*WRITTEN PROBLEM A*:
According to the album text, who plays bass and backing vocals on the only Fifteen album to feature him?
*WRITTEN PROBLEM B*:
In the records, rewrite the lines from the line with "list every element" to the line with "tweet-header: will! @wstigma", switching "tweet-actions" to "action-bar" and leaving everything else unchanged.

==== SUPPLIED PASSAGE ====

Studio album by Fifteen
- Released: 1992
- Recorded: Summer 1992
- Studio: Art of Ears Studio in San Francisco
- Genre: Punk rock
- Length: 44:50
- Label: Lookout Records
- Producer: Andy Ernst

Fifteen chronology
| Swain's First Bike Ride (1991) | Choice of a New Generation (1992) | Buzz (1994) |

= The Choice of a New Generation =

Choice of a New Generation is the second album by the punk rock band Fifteen. It was released in 1992 through Lookout! Records. It is similar to the band's debut album, as it features long punk songs that deal with love and social commentary.

It is the only Fifteen album to feature Lucky Dog on bass and backing vocals.

==== INFORMATION SUPPLIED ====

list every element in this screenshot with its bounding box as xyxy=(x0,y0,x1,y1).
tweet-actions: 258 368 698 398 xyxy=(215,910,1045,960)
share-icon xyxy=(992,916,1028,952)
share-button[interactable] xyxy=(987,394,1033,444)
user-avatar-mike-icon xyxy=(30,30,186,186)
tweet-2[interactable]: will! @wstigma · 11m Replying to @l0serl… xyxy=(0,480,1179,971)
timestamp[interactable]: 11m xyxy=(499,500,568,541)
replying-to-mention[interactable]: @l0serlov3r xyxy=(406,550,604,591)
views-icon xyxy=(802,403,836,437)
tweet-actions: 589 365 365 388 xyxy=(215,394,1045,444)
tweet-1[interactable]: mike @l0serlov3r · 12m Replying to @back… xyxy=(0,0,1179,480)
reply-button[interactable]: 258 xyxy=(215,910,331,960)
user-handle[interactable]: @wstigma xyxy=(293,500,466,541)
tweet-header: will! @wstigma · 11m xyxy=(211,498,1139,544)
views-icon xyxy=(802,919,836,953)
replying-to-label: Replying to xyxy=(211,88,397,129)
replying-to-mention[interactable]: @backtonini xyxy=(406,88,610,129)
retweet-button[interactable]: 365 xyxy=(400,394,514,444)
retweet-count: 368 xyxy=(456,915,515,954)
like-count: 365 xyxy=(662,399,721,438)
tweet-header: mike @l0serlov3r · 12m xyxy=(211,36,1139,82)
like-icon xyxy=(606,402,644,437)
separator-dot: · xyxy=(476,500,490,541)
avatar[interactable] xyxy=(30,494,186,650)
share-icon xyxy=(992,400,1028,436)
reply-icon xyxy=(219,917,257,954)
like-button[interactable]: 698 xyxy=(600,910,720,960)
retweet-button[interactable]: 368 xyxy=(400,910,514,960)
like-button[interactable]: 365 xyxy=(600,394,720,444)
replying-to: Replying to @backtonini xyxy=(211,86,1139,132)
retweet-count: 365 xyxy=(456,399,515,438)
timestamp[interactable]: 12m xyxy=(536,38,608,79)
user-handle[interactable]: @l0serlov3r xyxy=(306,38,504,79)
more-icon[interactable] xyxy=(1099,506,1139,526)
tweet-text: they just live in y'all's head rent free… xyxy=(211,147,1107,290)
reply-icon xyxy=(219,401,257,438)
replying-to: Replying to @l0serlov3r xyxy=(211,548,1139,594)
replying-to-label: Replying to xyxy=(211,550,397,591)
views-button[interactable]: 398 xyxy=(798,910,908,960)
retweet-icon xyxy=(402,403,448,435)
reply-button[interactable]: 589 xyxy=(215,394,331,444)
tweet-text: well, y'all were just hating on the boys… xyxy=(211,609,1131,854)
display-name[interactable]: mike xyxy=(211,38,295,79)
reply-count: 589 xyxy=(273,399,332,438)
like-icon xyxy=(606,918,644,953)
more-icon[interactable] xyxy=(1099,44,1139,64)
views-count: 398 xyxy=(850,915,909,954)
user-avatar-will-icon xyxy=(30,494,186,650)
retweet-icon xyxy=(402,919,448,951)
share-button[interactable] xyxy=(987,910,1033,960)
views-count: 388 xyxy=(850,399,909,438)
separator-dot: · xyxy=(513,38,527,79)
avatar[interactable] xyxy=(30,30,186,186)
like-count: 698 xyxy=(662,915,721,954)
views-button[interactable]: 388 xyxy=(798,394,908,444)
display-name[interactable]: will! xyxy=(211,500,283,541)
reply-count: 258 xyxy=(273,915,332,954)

====
==== INFORMATION SUPPLIED ====

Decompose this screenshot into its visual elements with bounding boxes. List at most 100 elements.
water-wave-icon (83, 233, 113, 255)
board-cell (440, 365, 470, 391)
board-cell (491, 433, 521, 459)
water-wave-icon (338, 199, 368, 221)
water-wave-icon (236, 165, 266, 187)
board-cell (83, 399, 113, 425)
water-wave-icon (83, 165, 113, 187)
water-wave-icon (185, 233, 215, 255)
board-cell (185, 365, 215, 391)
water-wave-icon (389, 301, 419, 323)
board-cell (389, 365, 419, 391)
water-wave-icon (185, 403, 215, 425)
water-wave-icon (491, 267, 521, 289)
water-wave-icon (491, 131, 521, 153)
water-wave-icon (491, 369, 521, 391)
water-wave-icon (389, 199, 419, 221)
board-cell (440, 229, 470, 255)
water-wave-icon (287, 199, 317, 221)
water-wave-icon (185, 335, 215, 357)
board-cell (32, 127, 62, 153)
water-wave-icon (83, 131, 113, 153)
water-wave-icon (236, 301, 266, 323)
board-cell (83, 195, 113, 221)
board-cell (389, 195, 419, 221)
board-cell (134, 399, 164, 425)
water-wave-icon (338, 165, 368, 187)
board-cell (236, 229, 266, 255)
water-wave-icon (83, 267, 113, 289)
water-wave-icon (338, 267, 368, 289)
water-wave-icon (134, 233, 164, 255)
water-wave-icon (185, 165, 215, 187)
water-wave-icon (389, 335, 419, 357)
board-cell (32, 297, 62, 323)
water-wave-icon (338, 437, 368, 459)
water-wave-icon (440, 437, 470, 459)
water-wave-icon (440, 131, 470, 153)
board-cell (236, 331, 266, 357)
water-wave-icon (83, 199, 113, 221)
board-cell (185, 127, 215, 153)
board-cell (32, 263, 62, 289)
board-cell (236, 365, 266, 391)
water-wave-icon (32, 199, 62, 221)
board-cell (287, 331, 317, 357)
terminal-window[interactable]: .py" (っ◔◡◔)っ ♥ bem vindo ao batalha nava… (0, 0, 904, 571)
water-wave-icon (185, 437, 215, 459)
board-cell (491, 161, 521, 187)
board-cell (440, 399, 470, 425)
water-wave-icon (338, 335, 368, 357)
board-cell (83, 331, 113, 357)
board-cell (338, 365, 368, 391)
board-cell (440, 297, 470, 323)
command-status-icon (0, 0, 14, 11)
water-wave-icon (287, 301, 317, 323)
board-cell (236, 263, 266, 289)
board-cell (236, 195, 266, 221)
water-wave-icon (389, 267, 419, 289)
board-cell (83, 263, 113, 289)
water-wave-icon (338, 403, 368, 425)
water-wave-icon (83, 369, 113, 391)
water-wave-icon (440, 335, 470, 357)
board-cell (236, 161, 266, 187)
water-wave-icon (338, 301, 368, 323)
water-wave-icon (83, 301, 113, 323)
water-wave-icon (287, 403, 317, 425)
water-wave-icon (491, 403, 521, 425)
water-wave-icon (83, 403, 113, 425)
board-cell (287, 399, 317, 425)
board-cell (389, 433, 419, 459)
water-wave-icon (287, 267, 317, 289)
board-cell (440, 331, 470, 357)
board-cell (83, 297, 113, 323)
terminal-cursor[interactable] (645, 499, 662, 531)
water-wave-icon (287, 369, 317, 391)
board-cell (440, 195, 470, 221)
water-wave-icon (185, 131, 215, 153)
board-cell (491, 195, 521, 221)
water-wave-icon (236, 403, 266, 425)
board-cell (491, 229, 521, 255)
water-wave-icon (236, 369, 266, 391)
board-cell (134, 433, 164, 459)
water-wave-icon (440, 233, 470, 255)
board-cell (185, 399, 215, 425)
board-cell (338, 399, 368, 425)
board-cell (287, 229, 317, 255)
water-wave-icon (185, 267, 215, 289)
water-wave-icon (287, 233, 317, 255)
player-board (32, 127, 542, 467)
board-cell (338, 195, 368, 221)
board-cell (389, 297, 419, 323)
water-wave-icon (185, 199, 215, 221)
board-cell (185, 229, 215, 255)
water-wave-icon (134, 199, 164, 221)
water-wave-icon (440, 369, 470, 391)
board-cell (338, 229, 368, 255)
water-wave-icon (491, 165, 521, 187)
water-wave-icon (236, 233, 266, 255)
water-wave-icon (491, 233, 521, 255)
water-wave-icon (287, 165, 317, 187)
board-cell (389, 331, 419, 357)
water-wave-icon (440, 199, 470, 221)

====

*FINAL ANSWER A*:
Lucky Dog

*FINAL ANSWER B*:
list every element in this screenshot with its bounding box as xyxy=(x0,y0,x1,y1).
action-bar: 258 368 698 398 xyxy=(215,910,1045,960)
share-icon xyxy=(992,916,1028,952)
share-button[interactable] xyxy=(987,394,1033,444)
user-avatar-mike-icon xyxy=(30,30,186,186)
tweet-2[interactable]: will! @wstigma · 11m Replying to @l0serl… xyxy=(0,480,1179,971)
timestamp[interactable]: 11m xyxy=(499,500,568,541)
replying-to-mention[interactable]: @l0serlov3r xyxy=(406,550,604,591)
views-icon xyxy=(802,403,836,437)
action-bar: 589 365 365 388 xyxy=(215,394,1045,444)
tweet-1[interactable]: mike @l0serlov3r · 12m Replying to @back… xyxy=(0,0,1179,480)
reply-button[interactable]: 258 xyxy=(215,910,331,960)
user-handle[interactable]: @wstigma xyxy=(293,500,466,541)
tweet-header: will! @wstigma · 11m xyxy=(211,498,1139,544)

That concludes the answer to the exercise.